- _Problem statement_
Retype the whole listing verbatim and keep the pictures out of it.

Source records
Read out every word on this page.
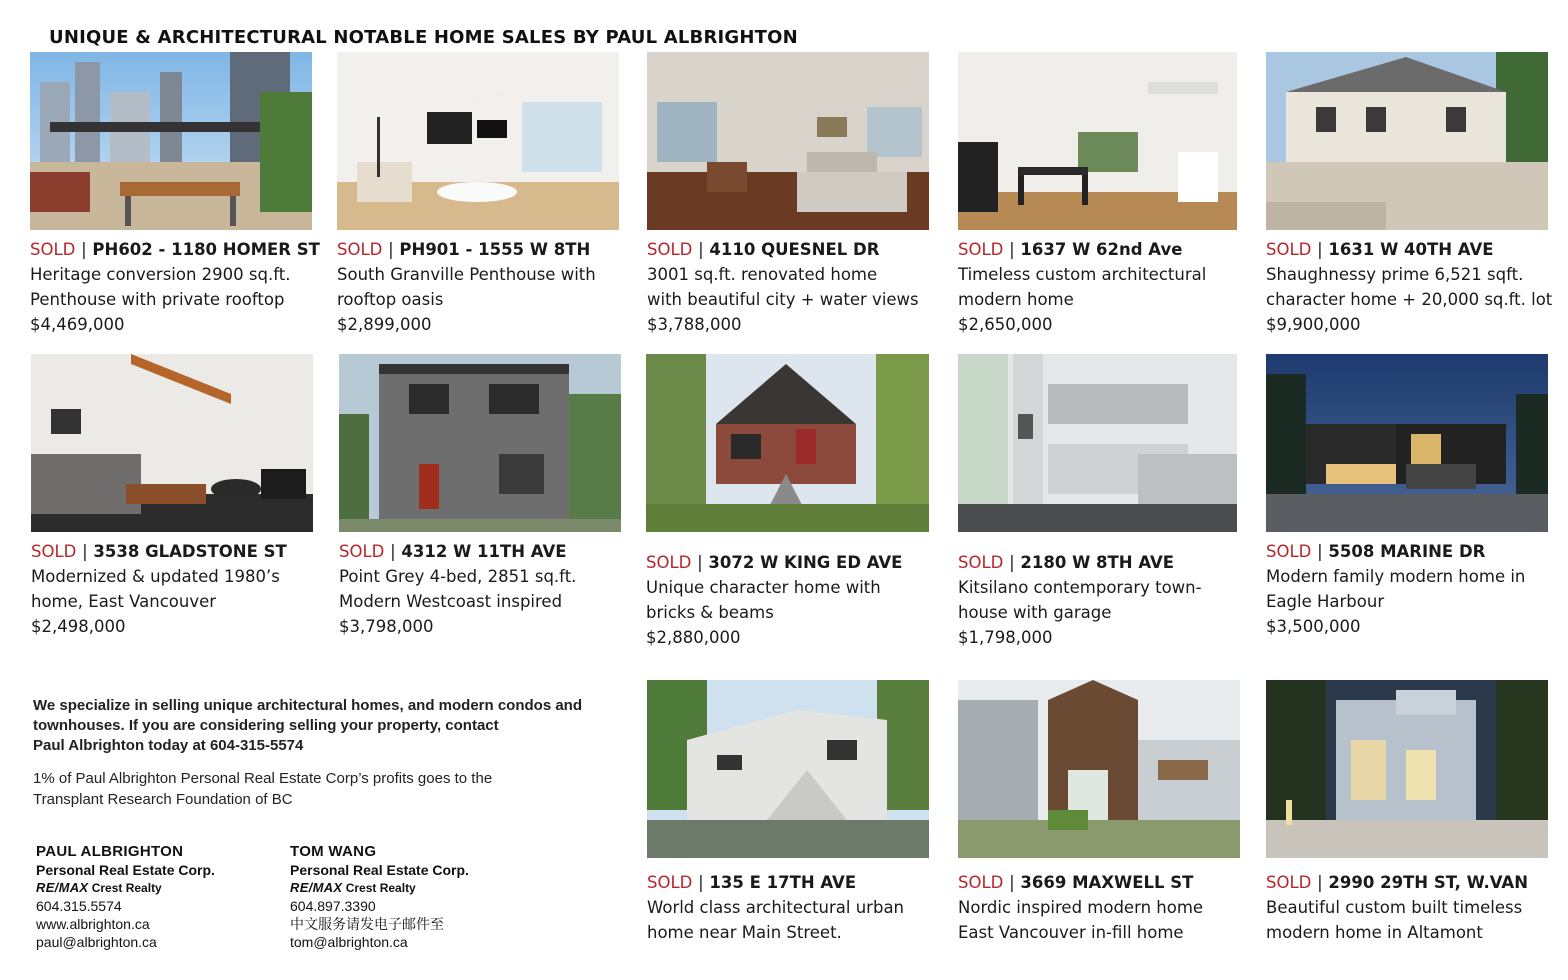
UNIQUE & ARCHITECTURAL NOTABLE HOME SALES BY PAUL ALBRIGHTON
SOLD | PH602 - 1180 HOMER ST
Heritage conversion 2900 sq.ft.
Penthouse with private rooftop
$4,469,000
SOLD | PH901 - 1555 W 8TH
South Granville Penthouse with
rooftop oasis
$2,899,000
SOLD | 4110 QUESNEL DR
3001 sq.ft. renovated home
with beautiful city + water views
$3,788,000
SOLD | 1637 W 62nd Ave
Timeless custom architectural
modern home
$2,650,000
SOLD | 1631 W 40TH AVE
Shaughnessy prime 6,521 sqft.
character home + 20,000 sq.ft. lot
$9,900,000
SOLD | 3538 GLADSTONE ST
Modernized & updated 1980’s
home, East Vancouver
$2,498,000
SOLD | 4312 W 11TH AVE
Point Grey 4-bed, 2851 sq.ft.
Modern Westcoast inspired
$3,798,000
SOLD | 3072 W KING ED AVE
Unique character home with
bricks & beams
$2,880,000
SOLD | 2180 W 8TH AVE
Kitsilano contemporary town-
house with garage
$1,798,000
SOLD | 5508 MARINE DR
Modern family modern home in
Eagle Harbour
$3,500,000
SOLD | 135 E 17TH AVE
World class architectural urban
home near Main Street.
SOLD | 3669 MAXWELL ST
Nordic inspired modern home
East Vancouver in-fill home
SOLD | 2990 29TH ST, W.VAN
Beautiful custom built timeless
modern home in Altamont
We specialize in selling unique architectural homes, and modern condos and
townhouses. If you are considering selling your property, contact
Paul Albrighton today at 604-315-5574
1% of Paul Albrighton Personal Real Estate Corp’s profits goes to the
Transplant Research Foundation of BC
PAUL ALBRIGHTON
Personal Real Estate Corp.
RE/MAX Crest Realty
604.315.5574
www.albrighton.ca
paul@albrighton.ca
TOM WANG
Personal Real Estate Corp.
RE/MAX Crest Realty
604.897.3390
中文服务请发电子邮件至
tom@albrighton.ca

- _The reply_
Read out every word on this page.
UNIQUE & ARCHITECTURAL NOTABLE HOME SALES BY PAUL ALBRIGHTON
SOLD | PH602 - 1180 HOMER ST
Heritage conversion 2900 sq.ft.
Penthouse with private rooftop
$4,469,000
SOLD | PH901 - 1555 W 8TH
South Granville Penthouse with
rooftop oasis
$2,899,000
SOLD | 4110 QUESNEL DR
3001 sq.ft. renovated home
with beautiful city + water views
$3,788,000
SOLD | 1637 W 62nd Ave
Timeless custom architectural
modern home
$2,650,000
SOLD | 1631 W 40TH AVE
Shaughnessy prime 6,521 sqft.
character home + 20,000 sq.ft. lot
$9,900,000
SOLD | 3538 GLADSTONE ST
Modernized & updated 1980’s
home, East Vancouver
$2,498,000
SOLD | 4312 W 11TH AVE
Point Grey 4-bed, 2851 sq.ft.
Modern Westcoast inspired
$3,798,000
SOLD | 3072 W KING ED AVE
Unique character home with
bricks & beams
$2,880,000
SOLD | 2180 W 8TH AVE
Kitsilano contemporary town-
house with garage
$1,798,000
SOLD | 5508 MARINE DR
Modern family modern home in
Eagle Harbour
$3,500,000
SOLD | 135 E 17TH AVE
World class architectural urban
home near Main Street.
SOLD | 3669 MAXWELL ST
Nordic inspired modern home
East Vancouver in-fill home
SOLD | 2990 29TH ST, W.VAN
Beautiful custom built timeless
modern home in Altamont
We specialize in selling unique architectural homes, and modern condos and
townhouses. If you are considering selling your property, contact
Paul Albrighton today at 604-315-5574
1% of Paul Albrighton Personal Real Estate Corp’s profits goes to the
Transplant Research Foundation of BC
PAUL ALBRIGHTON
Personal Real Estate Corp.
RE/MAX Crest Realty
604.315.5574
www.albrighton.ca
paul@albrighton.ca
TOM WANG
Personal Real Estate Corp.
RE/MAX Crest Realty
604.897.3390
中文服务请发电子邮件至
tom@albrighton.ca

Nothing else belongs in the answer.